- [EXERCISE] Return all entries precisely as they stand, without the images.

- [MATERIAL SUPPLIED]

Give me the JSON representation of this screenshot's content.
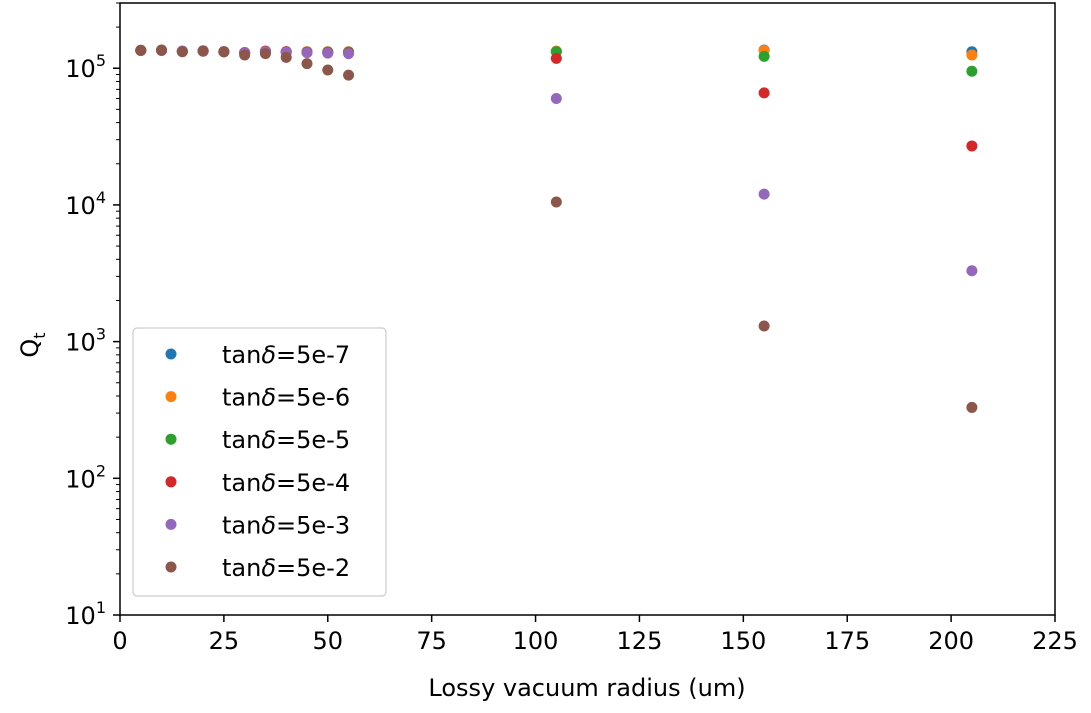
{
  "chart_data": {
    "type": "scatter",
    "xlabel": "Lossy vacuum radius (um)",
    "ylabel": "Q",
    "ylabel_sub": "t",
    "xlim": [
      0,
      225
    ],
    "ylim": [
      10,
      300000
    ],
    "yscale": "log",
    "xticks": [
      0,
      25,
      50,
      75,
      100,
      125,
      150,
      175,
      200,
      225
    ],
    "yticks": [
      {
        "value": 10,
        "base": "10",
        "exp": "1"
      },
      {
        "value": 100,
        "base": "10",
        "exp": "2"
      },
      {
        "value": 1000,
        "base": "10",
        "exp": "3"
      },
      {
        "value": 10000,
        "base": "10",
        "exp": "4"
      },
      {
        "value": 100000,
        "base": "10",
        "exp": "5"
      }
    ],
    "grid": false,
    "legend_position": "lower-left",
    "series": [
      {
        "name": "tanδ=5e-7",
        "name_prefix": "tan",
        "name_symbol": "δ",
        "name_suffix": "=5e-7",
        "color": "#1f77b4",
        "x": [
          5,
          10,
          15,
          20,
          25,
          30,
          35,
          40,
          45,
          50,
          55,
          105,
          155,
          205
        ],
        "y": [
          135000,
          135000,
          133000,
          134000,
          132000,
          130000,
          133000,
          132000,
          132000,
          132000,
          132000,
          133000,
          136000,
          132000
        ]
      },
      {
        "name": "tanδ=5e-6",
        "name_prefix": "tan",
        "name_symbol": "δ",
        "name_suffix": "=5e-6",
        "color": "#ff7f0e",
        "x": [
          5,
          10,
          15,
          20,
          25,
          30,
          35,
          40,
          45,
          50,
          55,
          105,
          155,
          205
        ],
        "y": [
          135000,
          135000,
          133000,
          134000,
          132000,
          130000,
          133000,
          132000,
          132000,
          132000,
          132000,
          133000,
          135000,
          125000
        ]
      },
      {
        "name": "tanδ=5e-5",
        "name_prefix": "tan",
        "name_symbol": "δ",
        "name_suffix": "=5e-5",
        "color": "#2ca02c",
        "x": [
          5,
          10,
          15,
          20,
          25,
          30,
          35,
          40,
          45,
          50,
          55,
          105,
          155,
          205
        ],
        "y": [
          135000,
          135000,
          133000,
          134000,
          132000,
          130000,
          133000,
          132000,
          131000,
          131000,
          131000,
          132000,
          122000,
          95000
        ]
      },
      {
        "name": "tanδ=5e-4",
        "name_prefix": "tan",
        "name_symbol": "δ",
        "name_suffix": "=5e-4",
        "color": "#d62728",
        "x": [
          5,
          10,
          15,
          20,
          25,
          30,
          35,
          40,
          45,
          50,
          55,
          105,
          155,
          205
        ],
        "y": [
          135000,
          135000,
          133000,
          134000,
          132000,
          130000,
          133000,
          132000,
          131000,
          130000,
          129000,
          118000,
          66000,
          27000
        ]
      },
      {
        "name": "tanδ=5e-3",
        "name_prefix": "tan",
        "name_symbol": "δ",
        "name_suffix": "=5e-3",
        "color": "#9467bd",
        "x": [
          5,
          10,
          15,
          20,
          25,
          30,
          35,
          40,
          45,
          50,
          55,
          105,
          155,
          205
        ],
        "y": [
          135000,
          135000,
          133000,
          134000,
          132000,
          130000,
          132000,
          131000,
          130000,
          129000,
          128000,
          60000,
          12000,
          3300
        ]
      },
      {
        "name": "tanδ=5e-2",
        "name_prefix": "tan",
        "name_symbol": "δ",
        "name_suffix": "=5e-2",
        "color": "#8c564b",
        "x": [
          5,
          10,
          15,
          20,
          25,
          30,
          35,
          40,
          45,
          50,
          55,
          105,
          155,
          205
        ],
        "y": [
          135000,
          136000,
          132000,
          133000,
          132000,
          125000,
          128000,
          120000,
          108000,
          97000,
          89000,
          10500,
          1300,
          330
        ]
      }
    ]
  }
}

- [FULL RESPONSE]
Give me the JSON representation of this screenshot's content.
{
  "chart_data": {
    "type": "scatter",
    "xlabel": "Lossy vacuum radius (um)",
    "ylabel": "Q",
    "ylabel_sub": "t",
    "xlim": [
      0,
      225
    ],
    "ylim": [
      10,
      300000
    ],
    "yscale": "log",
    "xticks": [
      0,
      25,
      50,
      75,
      100,
      125,
      150,
      175,
      200,
      225
    ],
    "yticks": [
      {
        "value": 10,
        "base": "10",
        "exp": "1"
      },
      {
        "value": 100,
        "base": "10",
        "exp": "2"
      },
      {
        "value": 1000,
        "base": "10",
        "exp": "3"
      },
      {
        "value": 10000,
        "base": "10",
        "exp": "4"
      },
      {
        "value": 100000,
        "base": "10",
        "exp": "5"
      }
    ],
    "grid": false,
    "legend_position": "lower-left",
    "series": [
      {
        "name": "tanδ=5e-7",
        "name_prefix": "tan",
        "name_symbol": "δ",
        "name_suffix": "=5e-7",
        "color": "#1f77b4",
        "x": [
          5,
          10,
          15,
          20,
          25,
          30,
          35,
          40,
          45,
          50,
          55,
          105,
          155,
          205
        ],
        "y": [
          135000,
          135000,
          133000,
          134000,
          132000,
          130000,
          133000,
          132000,
          132000,
          132000,
          132000,
          133000,
          136000,
          132000
        ]
      },
      {
        "name": "tanδ=5e-6",
        "name_prefix": "tan",
        "name_symbol": "δ",
        "name_suffix": "=5e-6",
        "color": "#ff7f0e",
        "x": [
          5,
          10,
          15,
          20,
          25,
          30,
          35,
          40,
          45,
          50,
          55,
          105,
          155,
          205
        ],
        "y": [
          135000,
          135000,
          133000,
          134000,
          132000,
          130000,
          133000,
          132000,
          132000,
          132000,
          132000,
          133000,
          135000,
          125000
        ]
      },
      {
        "name": "tanδ=5e-5",
        "name_prefix": "tan",
        "name_symbol": "δ",
        "name_suffix": "=5e-5",
        "color": "#2ca02c",
        "x": [
          5,
          10,
          15,
          20,
          25,
          30,
          35,
          40,
          45,
          50,
          55,
          105,
          155,
          205
        ],
        "y": [
          135000,
          135000,
          133000,
          134000,
          132000,
          130000,
          133000,
          132000,
          131000,
          131000,
          131000,
          132000,
          122000,
          95000
        ]
      },
      {
        "name": "tanδ=5e-4",
        "name_prefix": "tan",
        "name_symbol": "δ",
        "name_suffix": "=5e-4",
        "color": "#d62728",
        "x": [
          5,
          10,
          15,
          20,
          25,
          30,
          35,
          40,
          45,
          50,
          55,
          105,
          155,
          205
        ],
        "y": [
          135000,
          135000,
          133000,
          134000,
          132000,
          130000,
          133000,
          132000,
          131000,
          130000,
          129000,
          118000,
          66000,
          27000
        ]
      },
      {
        "name": "tanδ=5e-3",
        "name_prefix": "tan",
        "name_symbol": "δ",
        "name_suffix": "=5e-3",
        "color": "#9467bd",
        "x": [
          5,
          10,
          15,
          20,
          25,
          30,
          35,
          40,
          45,
          50,
          55,
          105,
          155,
          205
        ],
        "y": [
          135000,
          135000,
          133000,
          134000,
          132000,
          130000,
          132000,
          131000,
          130000,
          129000,
          128000,
          60000,
          12000,
          3300
        ]
      },
      {
        "name": "tanδ=5e-2",
        "name_prefix": "tan",
        "name_symbol": "δ",
        "name_suffix": "=5e-2",
        "color": "#8c564b",
        "x": [
          5,
          10,
          15,
          20,
          25,
          30,
          35,
          40,
          45,
          50,
          55,
          105,
          155,
          205
        ],
        "y": [
          135000,
          136000,
          132000,
          133000,
          132000,
          125000,
          128000,
          120000,
          108000,
          97000,
          89000,
          10500,
          1300,
          330
        ]
      }
    ]
  }
}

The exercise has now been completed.